Required task: Return each line of the records with nothing changed, pictures excepted.

»»

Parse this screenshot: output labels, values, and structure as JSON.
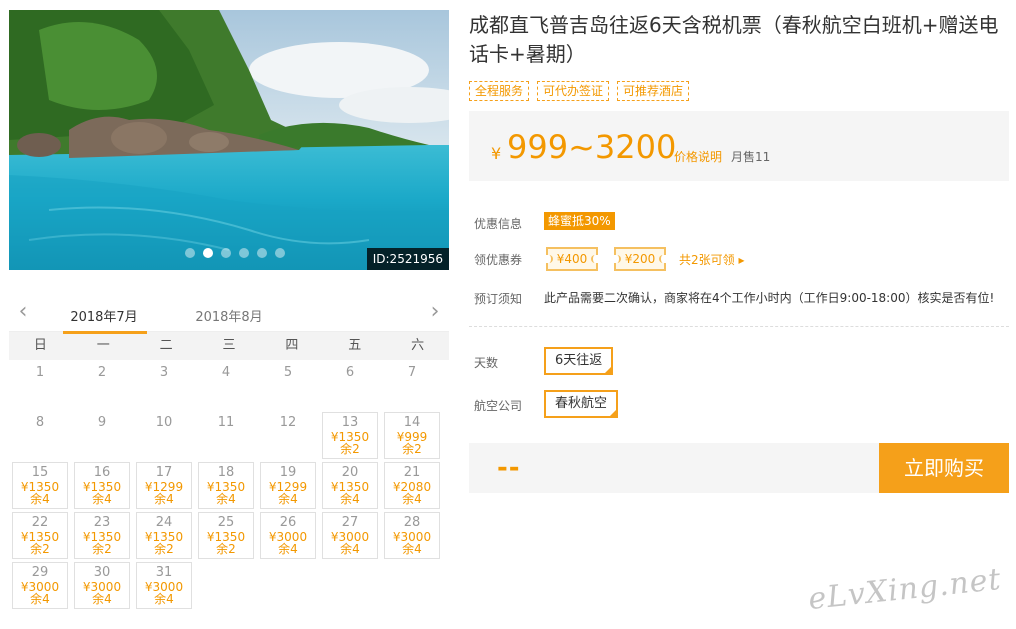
{
  "hero": {
    "image_id": "ID:2521956",
    "dots": [
      false,
      true,
      false,
      false,
      false,
      false
    ]
  },
  "calendar": {
    "months": [
      "2018年7月",
      "2018年8月"
    ],
    "weekdays": [
      "日",
      "一",
      "二",
      "三",
      "四",
      "五",
      "六"
    ],
    "days": [
      {
        "d": "1"
      },
      {
        "d": "2"
      },
      {
        "d": "3"
      },
      {
        "d": "4"
      },
      {
        "d": "5"
      },
      {
        "d": "6"
      },
      {
        "d": "7"
      },
      {
        "d": "8"
      },
      {
        "d": "9"
      },
      {
        "d": "10"
      },
      {
        "d": "11"
      },
      {
        "d": "12"
      },
      {
        "d": "13",
        "price": "¥1350",
        "stock": "余2"
      },
      {
        "d": "14",
        "price": "¥999",
        "stock": "余2"
      },
      {
        "d": "15",
        "price": "¥1350",
        "stock": "余4"
      },
      {
        "d": "16",
        "price": "¥1350",
        "stock": "余4"
      },
      {
        "d": "17",
        "price": "¥1299",
        "stock": "余4"
      },
      {
        "d": "18",
        "price": "¥1350",
        "stock": "余4"
      },
      {
        "d": "19",
        "price": "¥1299",
        "stock": "余4"
      },
      {
        "d": "20",
        "price": "¥1350",
        "stock": "余4"
      },
      {
        "d": "21",
        "price": "¥2080",
        "stock": "余4"
      },
      {
        "d": "22",
        "price": "¥1350",
        "stock": "余2"
      },
      {
        "d": "23",
        "price": "¥1350",
        "stock": "余2"
      },
      {
        "d": "24",
        "price": "¥1350",
        "stock": "余2"
      },
      {
        "d": "25",
        "price": "¥1350",
        "stock": "余2"
      },
      {
        "d": "26",
        "price": "¥3000",
        "stock": "余4"
      },
      {
        "d": "27",
        "price": "¥3000",
        "stock": "余4"
      },
      {
        "d": "28",
        "price": "¥3000",
        "stock": "余4"
      },
      {
        "d": "29",
        "price": "¥3000",
        "stock": "余4"
      },
      {
        "d": "30",
        "price": "¥3000",
        "stock": "余4"
      },
      {
        "d": "31",
        "price": "¥3000",
        "stock": "余4"
      }
    ]
  },
  "product": {
    "title": "成都直飞普吉岛往返6天含税机票（春秋航空白班机+赠送电话卡+暑期）",
    "tags": [
      "全程服务",
      "可代办签证",
      "可推荐酒店"
    ],
    "price_currency": "¥",
    "price_range": "999~3200",
    "price_note": "价格说明",
    "monthly_sales": "月售11"
  },
  "offers": {
    "promo_label": "优惠信息",
    "promo_badge": "蜂蜜抵30%",
    "coupon_label": "领优惠券",
    "coupons": [
      "¥400",
      "¥200"
    ],
    "coupon_count": "共2张可领 ▸",
    "booking_label": "预订须知",
    "booking_text": "此产品需要二次确认，商家将在4个工作小时内（工作日9:00-18:00）核实是否有位!"
  },
  "options": {
    "days_label": "天数",
    "days_value": "6天往返",
    "airline_label": "航空公司",
    "airline_value": "春秋航空"
  },
  "buy": {
    "total": "--",
    "button": "立即购买"
  },
  "watermark": "eLvXing.net"
}
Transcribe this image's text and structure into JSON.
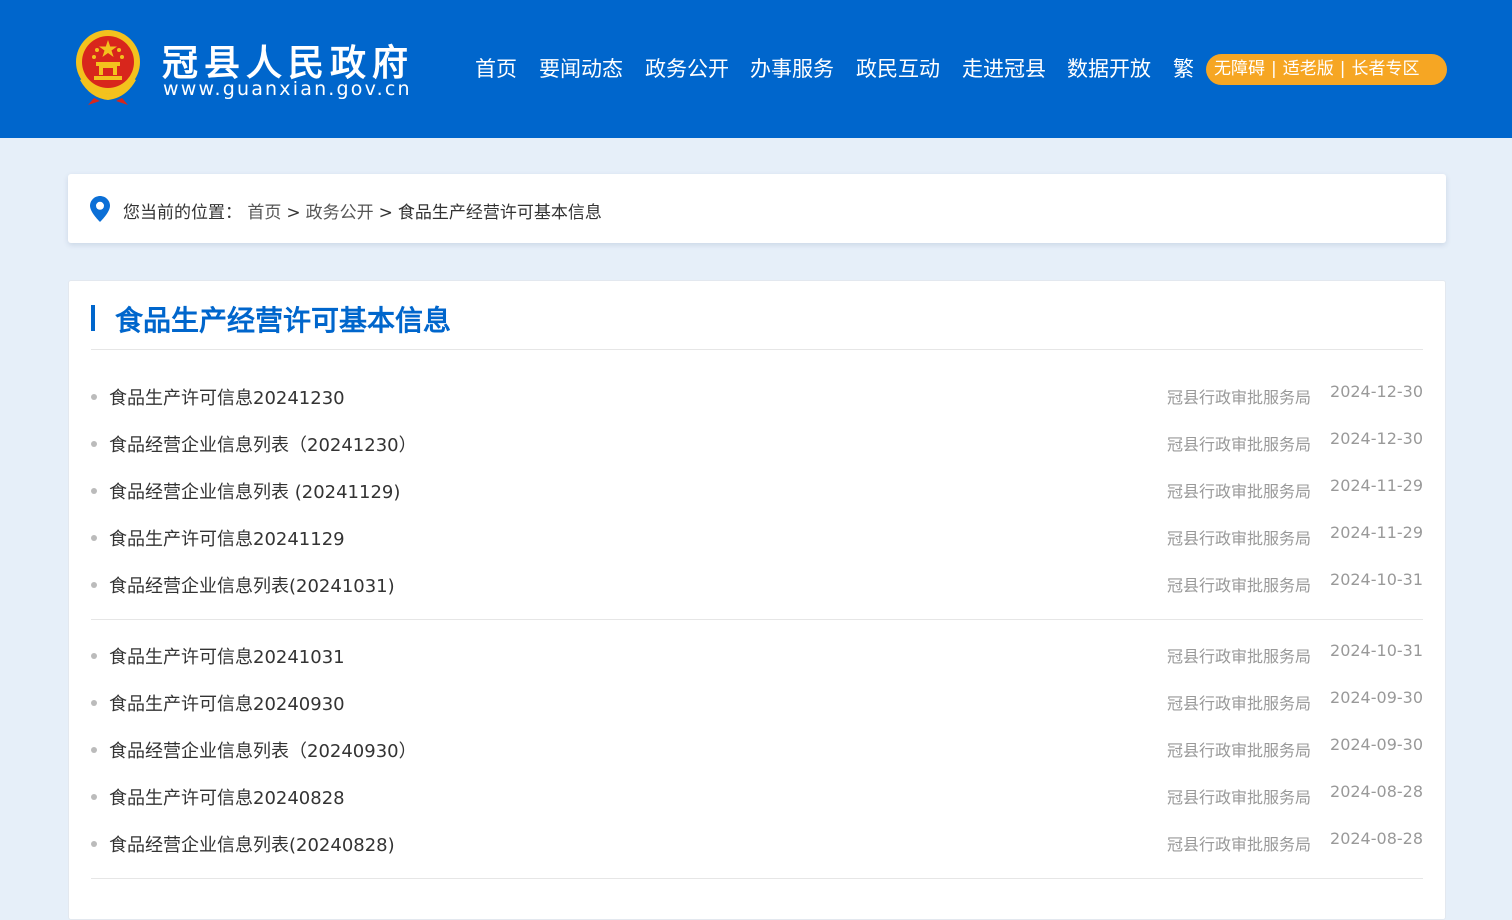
{
  "header": {
    "site_name": "冠县人民政府",
    "site_url": "www.guanxian.gov.cn",
    "nav": [
      "首页",
      "要闻动态",
      "政务公开",
      "办事服务",
      "政民互动",
      "走进冠县",
      "数据开放",
      "繁"
    ],
    "accessibility": [
      "无障碍",
      "适老版",
      "长者专区"
    ],
    "accessibility_separator": "|",
    "colors": {
      "header_bg": "#0066cc",
      "access_bg": "#f6a623"
    }
  },
  "breadcrumb": {
    "prefix": "您当前的位置：",
    "items": [
      "首页",
      "政务公开",
      "食品生产经营许可基本信息"
    ],
    "separator": ">"
  },
  "main": {
    "title": "食品生产经营许可基本信息",
    "items": [
      {
        "title": "食品生产许可信息20241230",
        "source": "冠县行政审批服务局",
        "date": "2024-12-30"
      },
      {
        "title": "食品经营企业信息列表（20241230）",
        "source": "冠县行政审批服务局",
        "date": "2024-12-30"
      },
      {
        "title": "食品经营企业信息列表 (20241129)",
        "source": "冠县行政审批服务局",
        "date": "2024-11-29"
      },
      {
        "title": "食品生产许可信息20241129",
        "source": "冠县行政审批服务局",
        "date": "2024-11-29"
      },
      {
        "title": "食品经营企业信息列表(20241031)",
        "source": "冠县行政审批服务局",
        "date": "2024-10-31"
      },
      {
        "title": "食品生产许可信息20241031",
        "source": "冠县行政审批服务局",
        "date": "2024-10-31"
      },
      {
        "title": "食品生产许可信息20240930",
        "source": "冠县行政审批服务局",
        "date": "2024-09-30"
      },
      {
        "title": "食品经营企业信息列表（20240930）",
        "source": "冠县行政审批服务局",
        "date": "2024-09-30"
      },
      {
        "title": "食品生产许可信息20240828",
        "source": "冠县行政审批服务局",
        "date": "2024-08-28"
      },
      {
        "title": "食品经营企业信息列表(20240828)",
        "source": "冠县行政审批服务局",
        "date": "2024-08-28"
      }
    ]
  }
}
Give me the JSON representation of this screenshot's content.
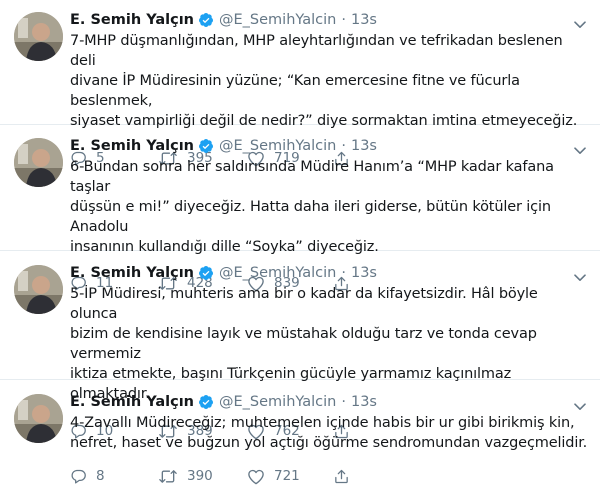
{
  "tweets": [
    {
      "author_name": "E. Semih Yalçın",
      "handle": "@E_SemihYalcin",
      "separator": "·",
      "time": "13s",
      "text": "7-MHP düşmanlığından, MHP aleyhtarlığından ve tefrikadan beslenen deli\ndivane İP Müdiresinin yüzüne; “Kan emercesine fitne ve fücurla beslenmek,\nsiyaset vampirliği değil de nedir?” diye sormaktan imtina etmeyeceğiz.",
      "replies": "5",
      "retweets": "395",
      "likes": "719"
    },
    {
      "author_name": "E. Semih Yalçın",
      "handle": "@E_SemihYalcin",
      "separator": "·",
      "time": "13s",
      "text": "6-Bundan sonra her saldırısında Müdire Hanım’a “MHP kadar kafana taşlar\ndüşsün e mi!” diyeceğiz. Hatta daha ileri giderse, bütün kötüler için Anadolu\ninsanının kullandığı dille “Soyka” diyeceğiz.",
      "replies": "11",
      "retweets": "428",
      "likes": "839"
    },
    {
      "author_name": "E. Semih Yalçın",
      "handle": "@E_SemihYalcin",
      "separator": "·",
      "time": "13s",
      "text": "5-İP Müdiresi, muhteris ama bir o kadar da kifayetsizdir. Hâl böyle olunca\nbizim de kendisine layık ve müstahak olduğu tarz ve tonda cevap vermemiz\niktiza etmekte, başını Türkçenin gücüyle yarmamız kaçınılmaz olmaktadır.",
      "replies": "10",
      "retweets": "389",
      "likes": "762"
    },
    {
      "author_name": "E. Semih Yalçın",
      "handle": "@E_SemihYalcin",
      "separator": "·",
      "time": "13s",
      "text": "4-Zavallı Müdireceğiz; muhtemelen içinde habis bir ur gibi birikmiş kin,\nnefret, haset ve buğzun yol açtığı öğürme sendromundan vazgeçmelidir.",
      "replies": "8",
      "retweets": "390",
      "likes": "721"
    }
  ],
  "icons": {
    "verified": "verified-badge-icon",
    "reply": "reply-icon",
    "retweet": "retweet-icon",
    "like": "heart-icon",
    "share": "share-icon",
    "more": "chevron-down-icon"
  },
  "colors": {
    "verified_blue": "#1da1f2",
    "muted_text": "#657786",
    "divider": "#e6ecf0",
    "primary_text": "#14171a"
  }
}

««

Task answer:
Parse this screenshot: output labels, values, and structure as JSON.
{
  "hero": {
    "image_id": "ID:2521956",
    "dots": [
      false,
      true,
      false,
      false,
      false,
      false
    ]
  },
  "calendar": {
    "months": [
      "2018年7月",
      "2018年8月"
    ],
    "weekdays": [
      "日",
      "一",
      "二",
      "三",
      "四",
      "五",
      "六"
    ],
    "days": [
      {
        "d": "1"
      },
      {
        "d": "2"
      },
      {
        "d": "3"
      },
      {
        "d": "4"
      },
      {
        "d": "5"
      },
      {
        "d": "6"
      },
      {
        "d": "7"
      },
      {
        "d": "8"
      },
      {
        "d": "9"
      },
      {
        "d": "10"
      },
      {
        "d": "11"
      },
      {
        "d": "12"
      },
      {
        "d": "13",
        "price": "¥1350",
        "stock": "余2"
      },
      {
        "d": "14",
        "price": "¥999",
        "stock": "余2"
      },
      {
        "d": "15",
        "price": "¥1350",
        "stock": "余4"
      },
      {
        "d": "16",
        "price": "¥1350",
        "stock": "余4"
      },
      {
        "d": "17",
        "price": "¥1299",
        "stock": "余4"
      },
      {
        "d": "18",
        "price": "¥1350",
        "stock": "余4"
      },
      {
        "d": "19",
        "price": "¥1299",
        "stock": "余4"
      },
      {
        "d": "20",
        "price": "¥1350",
        "stock": "余4"
      },
      {
        "d": "21",
        "price": "¥2080",
        "stock": "余4"
      },
      {
        "d": "22",
        "price": "¥1350",
        "stock": "余2"
      },
      {
        "d": "23",
        "price": "¥1350",
        "stock": "余2"
      },
      {
        "d": "24",
        "price": "¥1350",
        "stock": "余2"
      },
      {
        "d": "25",
        "price": "¥1350",
        "stock": "余2"
      },
      {
        "d": "26",
        "price": "¥3000",
        "stock": "余4"
      },
      {
        "d": "27",
        "price": "¥3000",
        "stock": "余4"
      },
      {
        "d": "28",
        "price": "¥3000",
        "stock": "余4"
      },
      {
        "d": "29",
        "price": "¥3000",
        "stock": "余4"
      },
      {
        "d": "30",
        "price": "¥3000",
        "stock": "余4"
      },
      {
        "d": "31",
        "price": "¥3000",
        "stock": "余4"
      }
    ]
  },
  "product": {
    "title": "成都直飞普吉岛往返6天含税机票（春秋航空白班机+赠送电话卡+暑期）",
    "tags": [
      "全程服务",
      "可代办签证",
      "可推荐酒店"
    ],
    "price_currency": "¥",
    "price_range": "999~3200",
    "price_note": "价格说明",
    "monthly_sales": "月售11"
  },
  "offers": {
    "promo_label": "优惠信息",
    "promo_badge": "蜂蜜抵30%",
    "coupon_label": "领优惠券",
    "coupons": [
      "¥400",
      "¥200"
    ],
    "coupon_count": "共2张可领 ▸",
    "booking_label": "预订须知",
    "booking_text": "此产品需要二次确认，商家将在4个工作小时内（工作日9:00-18:00）核实是否有位!"
  },
  "options": {
    "days_label": "天数",
    "days_value": "6天往返",
    "airline_label": "航空公司",
    "airline_value": "春秋航空"
  },
  "buy": {
    "total": "--",
    "button": "立即购买"
  },
  "watermark": "eLvXing.net"
}
Transcribe this image's text and structure into JSON.
{
  "header": {
    "site_name": "冠县人民政府",
    "site_url": "www.guanxian.gov.cn",
    "nav": [
      "首页",
      "要闻动态",
      "政务公开",
      "办事服务",
      "政民互动",
      "走进冠县",
      "数据开放",
      "繁"
    ],
    "accessibility": [
      "无障碍",
      "适老版",
      "长者专区"
    ],
    "accessibility_separator": "|",
    "colors": {
      "header_bg": "#0066cc",
      "access_bg": "#f6a623"
    }
  },
  "breadcrumb": {
    "prefix": "您当前的位置：",
    "items": [
      "首页",
      "政务公开",
      "食品生产经营许可基本信息"
    ],
    "separator": ">"
  },
  "main": {
    "title": "食品生产经营许可基本信息",
    "items": [
      {
        "title": "食品生产许可信息20241230",
        "source": "冠县行政审批服务局",
        "date": "2024-12-30"
      },
      {
        "title": "食品经营企业信息列表（20241230）",
        "source": "冠县行政审批服务局",
        "date": "2024-12-30"
      },
      {
        "title": "食品经营企业信息列表 (20241129)",
        "source": "冠县行政审批服务局",
        "date": "2024-11-29"
      },
      {
        "title": "食品生产许可信息20241129",
        "source": "冠县行政审批服务局",
        "date": "2024-11-29"
      },
      {
        "title": "食品经营企业信息列表(20241031)",
        "source": "冠县行政审批服务局",
        "date": "2024-10-31"
      },
      {
        "title": "食品生产许可信息20241031",
        "source": "冠县行政审批服务局",
        "date": "2024-10-31"
      },
      {
        "title": "食品生产许可信息20240930",
        "source": "冠县行政审批服务局",
        "date": "2024-09-30"
      },
      {
        "title": "食品经营企业信息列表（20240930）",
        "source": "冠县行政审批服务局",
        "date": "2024-09-30"
      },
      {
        "title": "食品生产许可信息20240828",
        "source": "冠县行政审批服务局",
        "date": "2024-08-28"
      },
      {
        "title": "食品经营企业信息列表(20240828)",
        "source": "冠县行政审批服务局",
        "date": "2024-08-28"
      }
    ]
  }
}
Give me the JSON representation of this screenshot's content.
{
  "tweets": [
    {
      "author_name": "E. Semih Yalçın",
      "handle": "@E_SemihYalcin",
      "separator": "·",
      "time": "13s",
      "text": "7-MHP düşmanlığından, MHP aleyhtarlığından ve tefrikadan beslenen deli\ndivane İP Müdiresinin yüzüne; “Kan emercesine fitne ve fücurla beslenmek,\nsiyaset vampirliği değil de nedir?” diye sormaktan imtina etmeyeceğiz.",
      "replies": "5",
      "retweets": "395",
      "likes": "719"
    },
    {
      "author_name": "E. Semih Yalçın",
      "handle": "@E_SemihYalcin",
      "separator": "·",
      "time": "13s",
      "text": "6-Bundan sonra her saldırısında Müdire Hanım’a “MHP kadar kafana taşlar\ndüşsün e mi!” diyeceğiz. Hatta daha ileri giderse, bütün kötüler için Anadolu\ninsanının kullandığı dille “Soyka” diyeceğiz.",
      "replies": "11",
      "retweets": "428",
      "likes": "839"
    },
    {
      "author_name": "E. Semih Yalçın",
      "handle": "@E_SemihYalcin",
      "separator": "·",
      "time": "13s",
      "text": "5-İP Müdiresi, muhteris ama bir o kadar da kifayetsizdir. Hâl böyle olunca\nbizim de kendisine layık ve müstahak olduğu tarz ve tonda cevap vermemiz\niktiza etmekte, başını Türkçenin gücüyle yarmamız kaçınılmaz olmaktadır.",
      "replies": "10",
      "retweets": "389",
      "likes": "762"
    },
    {
      "author_name": "E. Semih Yalçın",
      "handle": "@E_SemihYalcin",
      "separator": "·",
      "time": "13s",
      "text": "4-Zavallı Müdireceğiz; muhtemelen içinde habis bir ur gibi birikmiş kin,\nnefret, haset ve buğzun yol açtığı öğürme sendromundan vazgeçmelidir.",
      "replies": "8",
      "retweets": "390",
      "likes": "721"
    }
  ],
  "icons": {
    "verified": "verified-badge-icon",
    "reply": "reply-icon",
    "retweet": "retweet-icon",
    "like": "heart-icon",
    "share": "share-icon",
    "more": "chevron-down-icon"
  },
  "colors": {
    "verified_blue": "#1da1f2",
    "muted_text": "#657786",
    "divider": "#e6ecf0",
    "primary_text": "#14171a"
  }
}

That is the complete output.